** start INPUT **
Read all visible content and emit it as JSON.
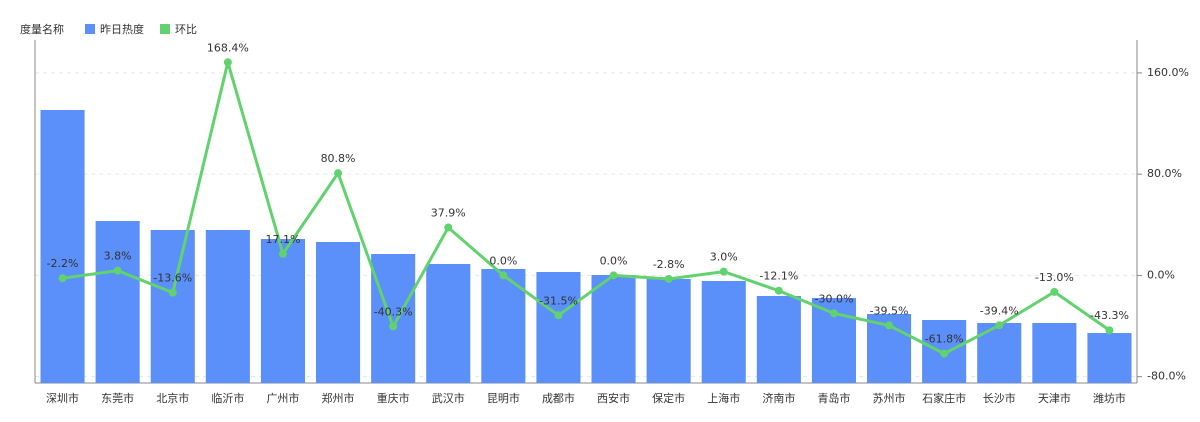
{
  "chart_data": {
    "type": "bar-line",
    "legend_title": "度量名称",
    "categories": [
      "深圳市",
      "东莞市",
      "北京市",
      "临沂市",
      "广州市",
      "郑州市",
      "重庆市",
      "武汉市",
      "昆明市",
      "成都市",
      "西安市",
      "保定市",
      "上海市",
      "济南市",
      "青岛市",
      "苏州市",
      "石家庄市",
      "长沙市",
      "天津市",
      "潍坊市"
    ],
    "series": [
      {
        "name": "昨日热度",
        "color": "#5b8ff9",
        "type": "bar",
        "values": [
          273,
          162,
          153,
          153,
          144,
          141,
          129,
          119,
          114,
          111,
          108,
          104,
          102,
          87,
          85,
          69,
          63,
          60,
          60,
          50
        ]
      },
      {
        "name": "环比",
        "color": "#62d26f",
        "type": "line",
        "axis": "y2",
        "values": [
          -2.2,
          3.8,
          -13.6,
          168.4,
          17.1,
          80.8,
          -40.3,
          37.9,
          0.0,
          -31.5,
          0.0,
          -2.8,
          3.0,
          -12.1,
          -30.0,
          -39.5,
          -61.8,
          -39.4,
          -13.0,
          -43.3
        ],
        "value_labels": [
          "-2.2%",
          "3.8%",
          "-13.6%",
          "168.4%",
          "17.1%",
          "80.8%",
          "-40.3%",
          "37.9%",
          "0.0%",
          "-31.5%",
          "0.0%",
          "-2.8%",
          "3.0%",
          "-12.1%",
          "-30.0%",
          "-39.5%",
          "-61.8%",
          "-39.4%",
          "-13.0%",
          "-43.3%"
        ]
      }
    ],
    "ylim": [
      0,
      343
    ],
    "y2lim": [
      -85,
      186
    ],
    "y2ticks": [
      {
        "value": -80,
        "label": "-80.0%"
      },
      {
        "value": 0,
        "label": "0.0%"
      },
      {
        "value": 80,
        "label": "80.0%"
      },
      {
        "value": 160,
        "label": "160.0%"
      }
    ],
    "grid": true
  }
}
** end INPUT **
**WORK TO DO**
The records above must be echoed exactly, minus their pictures.

**RESPONSE**
Read all visible content and emit it as JSON.
{
  "chart_data": {
    "type": "bar-line",
    "legend_title": "度量名称",
    "categories": [
      "深圳市",
      "东莞市",
      "北京市",
      "临沂市",
      "广州市",
      "郑州市",
      "重庆市",
      "武汉市",
      "昆明市",
      "成都市",
      "西安市",
      "保定市",
      "上海市",
      "济南市",
      "青岛市",
      "苏州市",
      "石家庄市",
      "长沙市",
      "天津市",
      "潍坊市"
    ],
    "series": [
      {
        "name": "昨日热度",
        "color": "#5b8ff9",
        "type": "bar",
        "values": [
          273,
          162,
          153,
          153,
          144,
          141,
          129,
          119,
          114,
          111,
          108,
          104,
          102,
          87,
          85,
          69,
          63,
          60,
          60,
          50
        ]
      },
      {
        "name": "环比",
        "color": "#62d26f",
        "type": "line",
        "axis": "y2",
        "values": [
          -2.2,
          3.8,
          -13.6,
          168.4,
          17.1,
          80.8,
          -40.3,
          37.9,
          0.0,
          -31.5,
          0.0,
          -2.8,
          3.0,
          -12.1,
          -30.0,
          -39.5,
          -61.8,
          -39.4,
          -13.0,
          -43.3
        ],
        "value_labels": [
          "-2.2%",
          "3.8%",
          "-13.6%",
          "168.4%",
          "17.1%",
          "80.8%",
          "-40.3%",
          "37.9%",
          "0.0%",
          "-31.5%",
          "0.0%",
          "-2.8%",
          "3.0%",
          "-12.1%",
          "-30.0%",
          "-39.5%",
          "-61.8%",
          "-39.4%",
          "-13.0%",
          "-43.3%"
        ]
      }
    ],
    "ylim": [
      0,
      343
    ],
    "y2lim": [
      -85,
      186
    ],
    "y2ticks": [
      {
        "value": -80,
        "label": "-80.0%"
      },
      {
        "value": 0,
        "label": "0.0%"
      },
      {
        "value": 80,
        "label": "80.0%"
      },
      {
        "value": 160,
        "label": "160.0%"
      }
    ],
    "grid": true
  }
}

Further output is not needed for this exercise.